What the task asks
Repeat exactly the stretch of lines that starts with the one containing "Give me the" and ends with the last line of the material. Leave out pictures.
START
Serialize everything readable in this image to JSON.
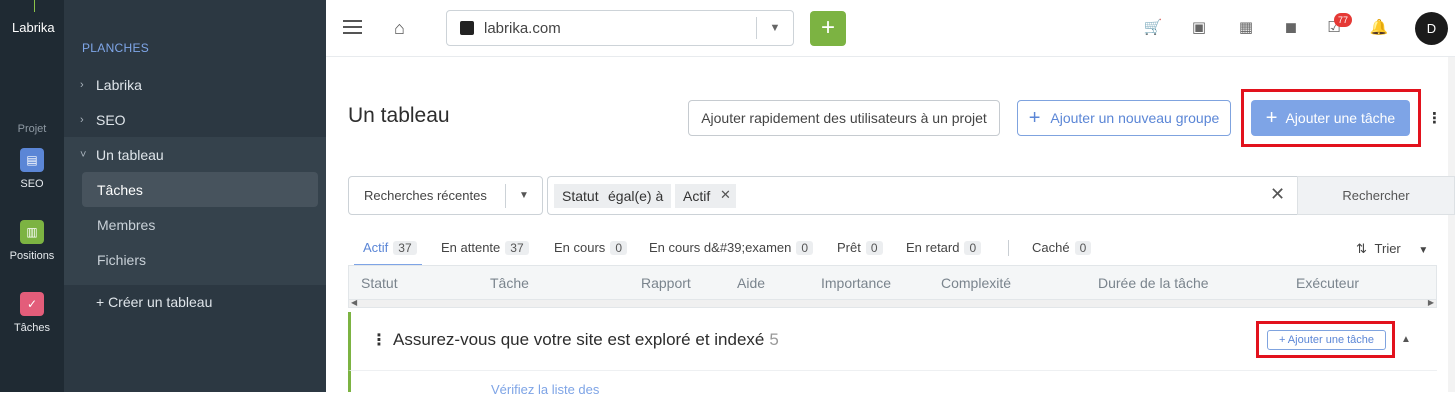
{
  "rail": {
    "brand": "Labrika",
    "section_label": "Projet",
    "items": [
      {
        "label": "SEO",
        "icon": "clipboard-icon",
        "color": "#5b86d6"
      },
      {
        "label": "Positions",
        "icon": "chart-icon",
        "color": "#7cb342"
      },
      {
        "label": "Tâches",
        "icon": "check-icon",
        "color": "#e35d7a"
      }
    ]
  },
  "sidebar": {
    "heading": "PLANCHES",
    "boards": [
      "Labrika",
      "SEO",
      "Un tableau"
    ],
    "sub_items": [
      "Tâches",
      "Membres",
      "Fichiers"
    ],
    "create_label": "+ Créer un tableau"
  },
  "topbar": {
    "site": "labrika.com",
    "notification_count": "77",
    "avatar_letter": "D"
  },
  "page": {
    "title": "Un tableau",
    "btn_quick_users": "Ajouter rapidement des utilisateurs à un projet",
    "btn_new_group": "Ajouter un nouveau groupe",
    "btn_add_task": "Ajouter une tâche"
  },
  "filter": {
    "recent_label": "Recherches récentes",
    "chips": [
      "Statut",
      "égal(e) à",
      "Actif"
    ],
    "search_button": "Rechercher"
  },
  "tabs": [
    {
      "label": "Actif",
      "count": "37"
    },
    {
      "label": "En attente",
      "count": "37"
    },
    {
      "label": "En cours",
      "count": "0"
    },
    {
      "label": "En cours d&#39;examen",
      "count": "0"
    },
    {
      "label": "Prêt",
      "count": "0"
    },
    {
      "label": "En retard",
      "count": "0"
    },
    {
      "label": "Caché",
      "count": "0"
    }
  ],
  "sort_label": "Trier",
  "columns": [
    "Statut",
    "Tâche",
    "Rapport",
    "Aide",
    "Importance",
    "Complexité",
    "Durée de la tâche",
    "Exécuteur"
  ],
  "group": {
    "title": "Assurez-vous que votre site est exploré et indexé",
    "count": "5",
    "add_button": "+ Ajouter une tâche",
    "first_task": "Vérifiez la liste des"
  },
  "colors": {
    "accent_blue": "#7ea4e6",
    "accent_green": "#7cb342",
    "highlight_red": "#e2121d"
  }
}
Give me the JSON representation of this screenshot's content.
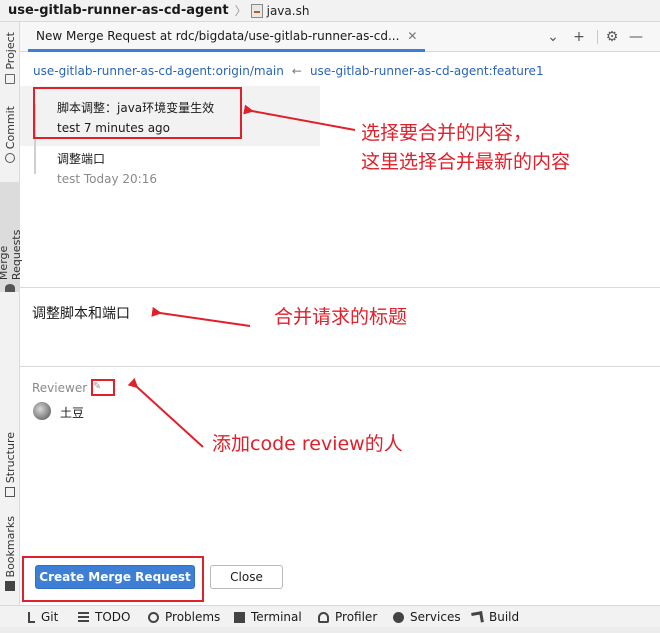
{
  "breadcrumb": {
    "project": "use-gitlab-runner-as-cd-agent",
    "file": "java.sh"
  },
  "left_tabs": [
    "Project",
    "Commit",
    "Merge Requests",
    "Structure",
    "Bookmarks"
  ],
  "panel": {
    "tab_label": "New Merge Request at rdc/bigdata/use-gitlab-runner-as-cd...",
    "actions": [
      "chevron-down-icon",
      "plus-icon",
      "gear-icon",
      "minimize-icon"
    ]
  },
  "branches": {
    "target": "use-gitlab-runner-as-cd-agent:origin/main",
    "arrow": "←",
    "source": "use-gitlab-runner-as-cd-agent:feature1"
  },
  "commits": [
    {
      "title": "脚本调整：java环境变量生效",
      "meta": "test 7 minutes ago"
    },
    {
      "title": "调整端口",
      "meta": "test Today 20:16"
    }
  ],
  "merge_request": {
    "title": "调整脚本和端口"
  },
  "reviewer": {
    "label": "Reviewer",
    "name": "土豆"
  },
  "buttons": {
    "create": "Create Merge Request",
    "close": "Close"
  },
  "bottom_tools": [
    "Git",
    "TODO",
    "Problems",
    "Terminal",
    "Profiler",
    "Services",
    "Build"
  ],
  "annotations": {
    "commits_line1": "选择要合并的内容，",
    "commits_line2": "这里选择合并最新的内容",
    "title": "合并请求的标题",
    "reviewer": "添加code review的人"
  },
  "colors": {
    "accent": "#3d7fd6",
    "link": "#2a64b8",
    "annotation": "#e0202a"
  }
}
END
Result
Give me the JSON representation of this screenshot's content.
{
  "breadcrumb": {
    "project": "use-gitlab-runner-as-cd-agent",
    "file": "java.sh"
  },
  "left_tabs": [
    "Project",
    "Commit",
    "Merge Requests",
    "Structure",
    "Bookmarks"
  ],
  "panel": {
    "tab_label": "New Merge Request at rdc/bigdata/use-gitlab-runner-as-cd...",
    "actions": [
      "chevron-down-icon",
      "plus-icon",
      "gear-icon",
      "minimize-icon"
    ]
  },
  "branches": {
    "target": "use-gitlab-runner-as-cd-agent:origin/main",
    "arrow": "←",
    "source": "use-gitlab-runner-as-cd-agent:feature1"
  },
  "commits": [
    {
      "title": "脚本调整：java环境变量生效",
      "meta": "test 7 minutes ago"
    },
    {
      "title": "调整端口",
      "meta": "test Today 20:16"
    }
  ],
  "merge_request": {
    "title": "调整脚本和端口"
  },
  "reviewer": {
    "label": "Reviewer",
    "name": "土豆"
  },
  "buttons": {
    "create": "Create Merge Request",
    "close": "Close"
  },
  "bottom_tools": [
    "Git",
    "TODO",
    "Problems",
    "Terminal",
    "Profiler",
    "Services",
    "Build"
  ],
  "annotations": {
    "commits_line1": "选择要合并的内容，",
    "commits_line2": "这里选择合并最新的内容",
    "title": "合并请求的标题",
    "reviewer": "添加code review的人"
  },
  "colors": {
    "accent": "#3d7fd6",
    "link": "#2a64b8",
    "annotation": "#e0202a"
  }
}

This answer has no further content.